▸ Problem to work on
Reproduce the material in full, unchanged.

═══ Exercise material

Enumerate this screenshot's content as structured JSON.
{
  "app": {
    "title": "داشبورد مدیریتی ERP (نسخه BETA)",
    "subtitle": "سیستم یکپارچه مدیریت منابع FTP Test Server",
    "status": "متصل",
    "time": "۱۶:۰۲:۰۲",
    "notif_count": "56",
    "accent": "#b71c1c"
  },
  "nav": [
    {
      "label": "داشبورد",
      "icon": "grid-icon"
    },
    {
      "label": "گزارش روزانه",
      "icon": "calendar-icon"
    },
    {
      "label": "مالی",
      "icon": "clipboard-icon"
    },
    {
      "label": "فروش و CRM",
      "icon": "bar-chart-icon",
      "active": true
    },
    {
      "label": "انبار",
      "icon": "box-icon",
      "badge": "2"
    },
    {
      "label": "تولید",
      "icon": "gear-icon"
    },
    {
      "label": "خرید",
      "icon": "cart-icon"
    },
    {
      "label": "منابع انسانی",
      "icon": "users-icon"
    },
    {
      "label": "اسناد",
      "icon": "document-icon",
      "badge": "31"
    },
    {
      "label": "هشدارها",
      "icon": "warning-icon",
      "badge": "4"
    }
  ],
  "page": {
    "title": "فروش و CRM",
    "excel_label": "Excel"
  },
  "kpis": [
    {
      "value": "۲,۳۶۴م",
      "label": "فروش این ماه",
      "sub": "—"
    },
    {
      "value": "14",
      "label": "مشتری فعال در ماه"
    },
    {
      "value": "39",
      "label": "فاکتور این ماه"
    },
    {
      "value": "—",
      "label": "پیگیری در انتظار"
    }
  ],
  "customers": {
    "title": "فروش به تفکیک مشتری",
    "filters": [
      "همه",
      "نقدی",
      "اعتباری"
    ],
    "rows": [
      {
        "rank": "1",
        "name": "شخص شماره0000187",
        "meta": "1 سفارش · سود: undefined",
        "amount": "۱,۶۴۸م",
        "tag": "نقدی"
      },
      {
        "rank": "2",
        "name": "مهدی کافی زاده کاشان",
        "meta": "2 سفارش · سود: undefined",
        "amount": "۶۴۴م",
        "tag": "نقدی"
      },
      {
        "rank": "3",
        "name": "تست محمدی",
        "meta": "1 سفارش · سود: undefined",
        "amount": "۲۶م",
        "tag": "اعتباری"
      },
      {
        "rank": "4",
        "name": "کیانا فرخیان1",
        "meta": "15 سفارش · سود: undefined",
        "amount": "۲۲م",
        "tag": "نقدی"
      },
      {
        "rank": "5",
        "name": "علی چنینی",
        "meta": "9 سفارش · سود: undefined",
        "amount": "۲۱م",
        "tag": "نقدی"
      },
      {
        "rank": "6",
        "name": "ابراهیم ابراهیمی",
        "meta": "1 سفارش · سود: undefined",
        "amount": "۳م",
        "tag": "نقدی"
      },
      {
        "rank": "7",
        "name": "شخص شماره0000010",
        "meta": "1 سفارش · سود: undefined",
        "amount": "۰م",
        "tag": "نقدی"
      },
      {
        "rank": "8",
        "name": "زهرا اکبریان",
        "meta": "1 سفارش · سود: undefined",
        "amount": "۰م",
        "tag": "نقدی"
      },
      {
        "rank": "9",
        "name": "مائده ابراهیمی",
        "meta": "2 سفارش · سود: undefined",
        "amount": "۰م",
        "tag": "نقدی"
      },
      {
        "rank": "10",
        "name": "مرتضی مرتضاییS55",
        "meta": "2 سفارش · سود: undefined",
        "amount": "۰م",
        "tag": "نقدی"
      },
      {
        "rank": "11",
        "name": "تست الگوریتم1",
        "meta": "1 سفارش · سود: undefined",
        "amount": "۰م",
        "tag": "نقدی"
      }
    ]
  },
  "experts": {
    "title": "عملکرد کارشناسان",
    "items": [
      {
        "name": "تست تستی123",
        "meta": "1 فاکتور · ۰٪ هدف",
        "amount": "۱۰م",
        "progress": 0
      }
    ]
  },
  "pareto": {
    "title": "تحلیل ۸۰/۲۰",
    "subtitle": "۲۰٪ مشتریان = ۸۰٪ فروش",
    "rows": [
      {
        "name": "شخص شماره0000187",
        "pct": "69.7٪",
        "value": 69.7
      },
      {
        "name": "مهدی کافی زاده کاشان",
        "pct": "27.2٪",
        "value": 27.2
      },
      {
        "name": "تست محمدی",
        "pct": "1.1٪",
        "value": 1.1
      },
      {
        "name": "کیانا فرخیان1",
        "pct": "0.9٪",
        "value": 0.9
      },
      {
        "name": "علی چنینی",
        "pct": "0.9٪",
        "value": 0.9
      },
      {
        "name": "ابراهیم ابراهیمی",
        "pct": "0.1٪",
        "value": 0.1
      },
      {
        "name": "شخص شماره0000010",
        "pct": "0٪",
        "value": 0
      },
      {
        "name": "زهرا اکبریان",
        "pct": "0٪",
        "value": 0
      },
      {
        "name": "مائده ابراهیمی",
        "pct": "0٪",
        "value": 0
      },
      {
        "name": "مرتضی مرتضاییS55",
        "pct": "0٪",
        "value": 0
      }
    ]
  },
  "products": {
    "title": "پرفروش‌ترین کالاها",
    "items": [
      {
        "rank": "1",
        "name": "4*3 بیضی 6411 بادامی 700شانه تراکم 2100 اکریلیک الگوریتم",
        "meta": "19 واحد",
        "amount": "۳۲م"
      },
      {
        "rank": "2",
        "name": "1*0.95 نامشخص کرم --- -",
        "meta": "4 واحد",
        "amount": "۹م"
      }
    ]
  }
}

══════

▸ Solution to this problem
Enumerate this screenshot's content as structured JSON.
{
  "app": {
    "title": "داشبورد مدیریتی ERP (نسخه BETA)",
    "subtitle": "سیستم یکپارچه مدیریت منابع FTP Test Server",
    "status": "متصل",
    "time": "۱۶:۰۲:۰۲",
    "notif_count": "56",
    "accent": "#b71c1c"
  },
  "nav": [
    {
      "label": "داشبورد",
      "icon": "grid-icon"
    },
    {
      "label": "گزارش روزانه",
      "icon": "calendar-icon"
    },
    {
      "label": "مالی",
      "icon": "clipboard-icon"
    },
    {
      "label": "فروش و CRM",
      "icon": "bar-chart-icon",
      "active": true
    },
    {
      "label": "انبار",
      "icon": "box-icon",
      "badge": "2"
    },
    {
      "label": "تولید",
      "icon": "gear-icon"
    },
    {
      "label": "خرید",
      "icon": "cart-icon"
    },
    {
      "label": "منابع انسانی",
      "icon": "users-icon"
    },
    {
      "label": "اسناد",
      "icon": "document-icon",
      "badge": "31"
    },
    {
      "label": "هشدارها",
      "icon": "warning-icon",
      "badge": "4"
    }
  ],
  "page": {
    "title": "فروش و CRM",
    "excel_label": "Excel"
  },
  "kpis": [
    {
      "value": "۲,۳۶۴م",
      "label": "فروش این ماه",
      "sub": "—"
    },
    {
      "value": "14",
      "label": "مشتری فعال در ماه"
    },
    {
      "value": "39",
      "label": "فاکتور این ماه"
    },
    {
      "value": "—",
      "label": "پیگیری در انتظار"
    }
  ],
  "customers": {
    "title": "فروش به تفکیک مشتری",
    "filters": [
      "همه",
      "نقدی",
      "اعتباری"
    ],
    "rows": [
      {
        "rank": "1",
        "name": "شخص شماره0000187",
        "meta": "1 سفارش · سود: undefined",
        "amount": "۱,۶۴۸م",
        "tag": "نقدی"
      },
      {
        "rank": "2",
        "name": "مهدی کافی زاده کاشان",
        "meta": "2 سفارش · سود: undefined",
        "amount": "۶۴۴م",
        "tag": "نقدی"
      },
      {
        "rank": "3",
        "name": "تست محمدی",
        "meta": "1 سفارش · سود: undefined",
        "amount": "۲۶م",
        "tag": "اعتباری"
      },
      {
        "rank": "4",
        "name": "کیانا فرخیان1",
        "meta": "15 سفارش · سود: undefined",
        "amount": "۲۲م",
        "tag": "نقدی"
      },
      {
        "rank": "5",
        "name": "علی چنینی",
        "meta": "9 سفارش · سود: undefined",
        "amount": "۲۱م",
        "tag": "نقدی"
      },
      {
        "rank": "6",
        "name": "ابراهیم ابراهیمی",
        "meta": "1 سفارش · سود: undefined",
        "amount": "۳م",
        "tag": "نقدی"
      },
      {
        "rank": "7",
        "name": "شخص شماره0000010",
        "meta": "1 سفارش · سود: undefined",
        "amount": "۰م",
        "tag": "نقدی"
      },
      {
        "rank": "8",
        "name": "زهرا اکبریان",
        "meta": "1 سفارش · سود: undefined",
        "amount": "۰م",
        "tag": "نقدی"
      },
      {
        "rank": "9",
        "name": "مائده ابراهیمی",
        "meta": "2 سفارش · سود: undefined",
        "amount": "۰م",
        "tag": "نقدی"
      },
      {
        "rank": "10",
        "name": "مرتضی مرتضاییS55",
        "meta": "2 سفارش · سود: undefined",
        "amount": "۰م",
        "tag": "نقدی"
      },
      {
        "rank": "11",
        "name": "تست الگوریتم1",
        "meta": "1 سفارش · سود: undefined",
        "amount": "۰م",
        "tag": "نقدی"
      }
    ]
  },
  "experts": {
    "title": "عملکرد کارشناسان",
    "items": [
      {
        "name": "تست تستی123",
        "meta": "1 فاکتور · ۰٪ هدف",
        "amount": "۱۰م",
        "progress": 0
      }
    ]
  },
  "pareto": {
    "title": "تحلیل ۸۰/۲۰",
    "subtitle": "۲۰٪ مشتریان = ۸۰٪ فروش",
    "rows": [
      {
        "name": "شخص شماره0000187",
        "pct": "69.7٪",
        "value": 69.7
      },
      {
        "name": "مهدی کافی زاده کاشان",
        "pct": "27.2٪",
        "value": 27.2
      },
      {
        "name": "تست محمدی",
        "pct": "1.1٪",
        "value": 1.1
      },
      {
        "name": "کیانا فرخیان1",
        "pct": "0.9٪",
        "value": 0.9
      },
      {
        "name": "علی چنینی",
        "pct": "0.9٪",
        "value": 0.9
      },
      {
        "name": "ابراهیم ابراهیمی",
        "pct": "0.1٪",
        "value": 0.1
      },
      {
        "name": "شخص شماره0000010",
        "pct": "0٪",
        "value": 0
      },
      {
        "name": "زهرا اکبریان",
        "pct": "0٪",
        "value": 0
      },
      {
        "name": "مائده ابراهیمی",
        "pct": "0٪",
        "value": 0
      },
      {
        "name": "مرتضی مرتضاییS55",
        "pct": "0٪",
        "value": 0
      }
    ]
  },
  "products": {
    "title": "پرفروش‌ترین کالاها",
    "items": [
      {
        "rank": "1",
        "name": "4*3 بیضی 6411 بادامی 700شانه تراکم 2100 اکریلیک الگوریتم",
        "meta": "19 واحد",
        "amount": "۳۲م"
      },
      {
        "rank": "2",
        "name": "1*0.95 نامشخص کرم --- -",
        "meta": "4 واحد",
        "amount": "۹م"
      }
    ]
  }
}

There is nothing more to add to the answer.